*Aim 1:*
Translate this sentence from the passage about a restaurant visit into Spanish: "She huffs a bit and comes to our table."

*Excerpted passage:*
* START *
You may not know this, but in the restaurant business it is common protocol that you are to greet customers within 2-3 minutes of them being seated and you are to take someone's drink order no later than 7 minutes after they've been seated. I tried to find a reputable source online to back this up, but since our DSL has been down for 2 days, and the amount of time it would take to do that...well, it would have put off posting this at least one more day and I didn't want to do that, so I can only say that someone who owned a restaurant told me this once, so it may not be industry-wide knowledge, but it oughta be.

In our case? 15 minutes since we'd been seated before we were even acknowledged (which should have been my first clue.) Finally, a heavy-set young girl walked by and began cleaning the high-top table next to us. She was about 5 feet tall and was wearing a MINI. SKIRT. George and I exchanged a look. Well...more of a wince, really, then went back to our menus, where I spent time wondering WHY so many chubby girls have this idea in their heads that if they can pack themselves into the same clothes that the waif-like girls wear, then people will suddenly think that they're 60 pounds thinner than they actually are, and will suddenly treat them like a super-model?? Reeeeeally bugs me.

After a few minutes the girl, whose back was to us, turned and (without cracking even a hint of a smile) said: "Y'all wanna order er whut?" Ohhhh, and there goes clue number 2, but did I get up and leave? 'Course not.

She huffs a bit and comes to our table. Since we'd been there so long, we'd had time to decide on what we wanted to eat, in addition to our drinks, so we gave her the whole order. She wrote it down as though she spoke English, which was foolish of me to assume.

Gracie: "We'd like the queso dip appetizer, and I'd like a sprite, a cheeseburger with cheddar cheese, no lettuce, no tomato, no pickles, mayo on the side, and french fries, please.

George: "I'd like a roast beef sandwich with fries, and a coke to drink, please."

Mini-Skirt Fool: "Okay...." *Paaaaause...turns to walk away and then looks only at me and says...* "Hey...joo want the queso appetizer with your meal or before?"
* END *
*Dataset records:*
* START *
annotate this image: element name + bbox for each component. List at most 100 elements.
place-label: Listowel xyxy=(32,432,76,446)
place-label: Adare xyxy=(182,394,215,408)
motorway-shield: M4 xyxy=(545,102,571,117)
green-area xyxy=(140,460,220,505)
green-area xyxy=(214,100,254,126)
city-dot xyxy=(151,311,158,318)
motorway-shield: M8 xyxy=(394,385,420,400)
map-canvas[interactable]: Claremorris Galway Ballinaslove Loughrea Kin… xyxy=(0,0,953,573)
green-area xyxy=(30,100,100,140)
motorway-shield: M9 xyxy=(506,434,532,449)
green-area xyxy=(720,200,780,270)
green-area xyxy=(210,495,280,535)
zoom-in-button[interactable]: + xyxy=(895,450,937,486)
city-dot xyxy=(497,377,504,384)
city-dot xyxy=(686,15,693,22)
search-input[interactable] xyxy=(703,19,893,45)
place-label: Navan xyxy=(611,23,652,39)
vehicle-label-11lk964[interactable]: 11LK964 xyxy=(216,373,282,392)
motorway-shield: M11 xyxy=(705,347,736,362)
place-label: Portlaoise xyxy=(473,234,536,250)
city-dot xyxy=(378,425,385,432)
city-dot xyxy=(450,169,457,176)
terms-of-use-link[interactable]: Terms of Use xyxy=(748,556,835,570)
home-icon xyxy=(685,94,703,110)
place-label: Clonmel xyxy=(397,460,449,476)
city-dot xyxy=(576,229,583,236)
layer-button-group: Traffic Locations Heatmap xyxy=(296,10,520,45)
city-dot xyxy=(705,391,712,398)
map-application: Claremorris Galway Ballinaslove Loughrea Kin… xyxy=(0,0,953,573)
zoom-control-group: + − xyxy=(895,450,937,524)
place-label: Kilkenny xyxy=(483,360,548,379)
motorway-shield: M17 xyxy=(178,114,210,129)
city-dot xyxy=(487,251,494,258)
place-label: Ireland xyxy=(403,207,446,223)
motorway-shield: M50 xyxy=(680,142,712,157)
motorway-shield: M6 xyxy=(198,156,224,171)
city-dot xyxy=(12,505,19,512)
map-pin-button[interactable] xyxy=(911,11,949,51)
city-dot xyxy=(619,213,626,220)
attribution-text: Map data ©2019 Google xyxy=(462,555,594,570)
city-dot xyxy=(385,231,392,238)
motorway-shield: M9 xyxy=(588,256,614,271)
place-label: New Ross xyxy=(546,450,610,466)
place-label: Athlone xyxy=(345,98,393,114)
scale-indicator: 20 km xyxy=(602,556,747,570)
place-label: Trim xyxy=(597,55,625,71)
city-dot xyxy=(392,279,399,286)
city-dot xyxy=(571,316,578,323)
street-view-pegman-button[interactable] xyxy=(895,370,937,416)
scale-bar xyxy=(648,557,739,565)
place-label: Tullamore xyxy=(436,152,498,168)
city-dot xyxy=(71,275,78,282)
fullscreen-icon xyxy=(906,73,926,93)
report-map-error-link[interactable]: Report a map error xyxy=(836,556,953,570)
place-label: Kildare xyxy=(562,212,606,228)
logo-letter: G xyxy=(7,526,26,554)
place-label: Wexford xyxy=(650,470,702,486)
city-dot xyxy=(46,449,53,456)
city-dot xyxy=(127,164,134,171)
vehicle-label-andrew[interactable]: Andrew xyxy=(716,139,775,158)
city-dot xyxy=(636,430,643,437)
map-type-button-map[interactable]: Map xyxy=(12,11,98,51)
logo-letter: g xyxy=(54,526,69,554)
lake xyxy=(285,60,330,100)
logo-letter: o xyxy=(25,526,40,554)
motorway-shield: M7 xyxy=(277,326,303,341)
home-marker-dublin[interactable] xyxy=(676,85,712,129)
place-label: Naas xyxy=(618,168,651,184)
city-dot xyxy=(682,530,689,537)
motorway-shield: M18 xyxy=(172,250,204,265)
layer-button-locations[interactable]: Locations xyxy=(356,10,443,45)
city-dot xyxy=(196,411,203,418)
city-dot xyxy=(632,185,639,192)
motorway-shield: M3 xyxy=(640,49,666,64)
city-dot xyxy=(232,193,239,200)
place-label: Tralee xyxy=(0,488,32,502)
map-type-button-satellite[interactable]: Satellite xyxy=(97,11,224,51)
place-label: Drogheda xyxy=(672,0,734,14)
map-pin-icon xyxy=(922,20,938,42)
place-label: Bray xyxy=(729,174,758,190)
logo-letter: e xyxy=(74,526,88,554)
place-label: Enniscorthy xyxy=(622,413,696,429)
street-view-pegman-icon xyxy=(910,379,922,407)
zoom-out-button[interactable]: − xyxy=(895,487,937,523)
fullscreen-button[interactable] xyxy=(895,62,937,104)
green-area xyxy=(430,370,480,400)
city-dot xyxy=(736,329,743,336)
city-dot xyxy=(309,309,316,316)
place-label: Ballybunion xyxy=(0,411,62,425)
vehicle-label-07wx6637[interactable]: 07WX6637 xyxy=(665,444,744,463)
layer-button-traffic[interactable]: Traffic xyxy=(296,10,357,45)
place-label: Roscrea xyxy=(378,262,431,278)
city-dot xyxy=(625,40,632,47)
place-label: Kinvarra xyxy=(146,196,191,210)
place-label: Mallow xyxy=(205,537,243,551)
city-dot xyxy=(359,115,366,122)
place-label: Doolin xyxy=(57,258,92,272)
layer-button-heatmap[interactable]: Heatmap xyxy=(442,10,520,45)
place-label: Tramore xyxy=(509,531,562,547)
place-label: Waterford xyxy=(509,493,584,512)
* END *
*Aim 2:*
Rewrite the rows as a JSON list of strings, one string per line and blank lines omitted, starting at the first row and ending at the line that contains "green-area xyxy=(140,460,220,505)".

*Exercise solution 1:*
Ella resopla un poco y viene a nuestra mesa.

*Exercise solution 2:*
[
  "annotate this image: element name + bbox for each component. List at most 100 elements.",
  "place-label: Listowel xyxy=(32,432,76,446)",
  "place-label: Adare xyxy=(182,394,215,408)",
  "motorway-shield: M4 xyxy=(545,102,571,117)",
  "green-area xyxy=(140,460,220,505)"
]